**The input**

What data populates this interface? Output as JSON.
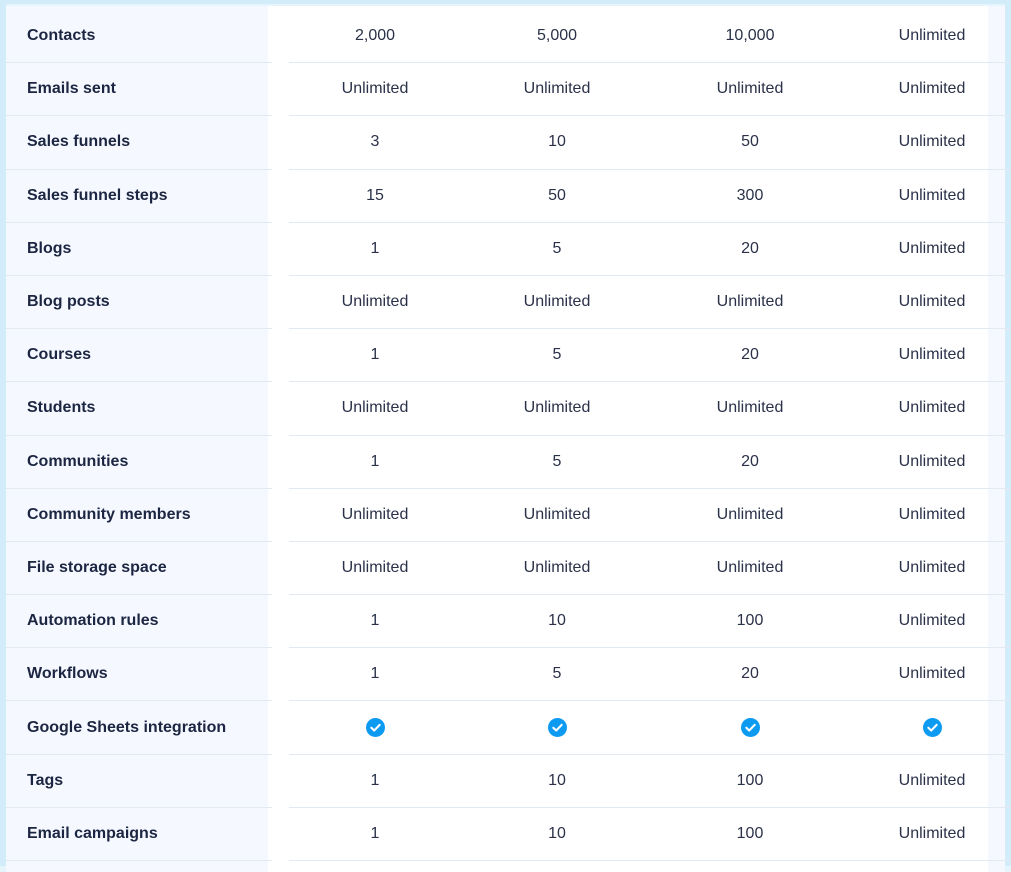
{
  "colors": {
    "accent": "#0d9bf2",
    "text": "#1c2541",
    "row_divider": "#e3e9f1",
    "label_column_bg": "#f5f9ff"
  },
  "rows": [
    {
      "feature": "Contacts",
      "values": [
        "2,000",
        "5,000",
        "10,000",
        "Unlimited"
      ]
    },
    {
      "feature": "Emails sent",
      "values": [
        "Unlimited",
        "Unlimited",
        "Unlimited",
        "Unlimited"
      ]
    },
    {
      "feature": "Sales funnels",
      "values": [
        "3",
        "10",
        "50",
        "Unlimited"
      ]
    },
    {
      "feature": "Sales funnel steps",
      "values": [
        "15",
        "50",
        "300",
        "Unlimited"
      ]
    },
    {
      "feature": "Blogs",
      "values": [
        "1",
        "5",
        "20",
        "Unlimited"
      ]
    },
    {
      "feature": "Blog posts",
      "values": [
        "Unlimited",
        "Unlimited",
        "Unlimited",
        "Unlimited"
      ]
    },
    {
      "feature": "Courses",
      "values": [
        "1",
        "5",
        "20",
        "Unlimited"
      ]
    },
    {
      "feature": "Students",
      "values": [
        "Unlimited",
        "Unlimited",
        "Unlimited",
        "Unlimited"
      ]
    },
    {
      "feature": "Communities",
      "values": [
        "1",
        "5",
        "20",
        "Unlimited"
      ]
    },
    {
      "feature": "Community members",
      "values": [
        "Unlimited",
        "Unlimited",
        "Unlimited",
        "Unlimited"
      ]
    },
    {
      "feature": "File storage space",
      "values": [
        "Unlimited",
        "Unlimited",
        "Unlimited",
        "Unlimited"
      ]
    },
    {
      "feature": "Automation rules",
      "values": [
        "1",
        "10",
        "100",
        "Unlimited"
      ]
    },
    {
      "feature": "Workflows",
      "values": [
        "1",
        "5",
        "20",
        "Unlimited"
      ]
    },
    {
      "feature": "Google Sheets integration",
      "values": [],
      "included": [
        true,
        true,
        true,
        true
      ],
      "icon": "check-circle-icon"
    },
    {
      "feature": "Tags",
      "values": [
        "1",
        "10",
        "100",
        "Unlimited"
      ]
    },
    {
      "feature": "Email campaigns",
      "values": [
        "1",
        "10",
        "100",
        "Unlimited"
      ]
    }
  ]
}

**Challenge**
Identify and list each line with the word "Sales".

**Completed exercise**
      "feature": "Sales funnels",
      "feature": "Sales funnel steps",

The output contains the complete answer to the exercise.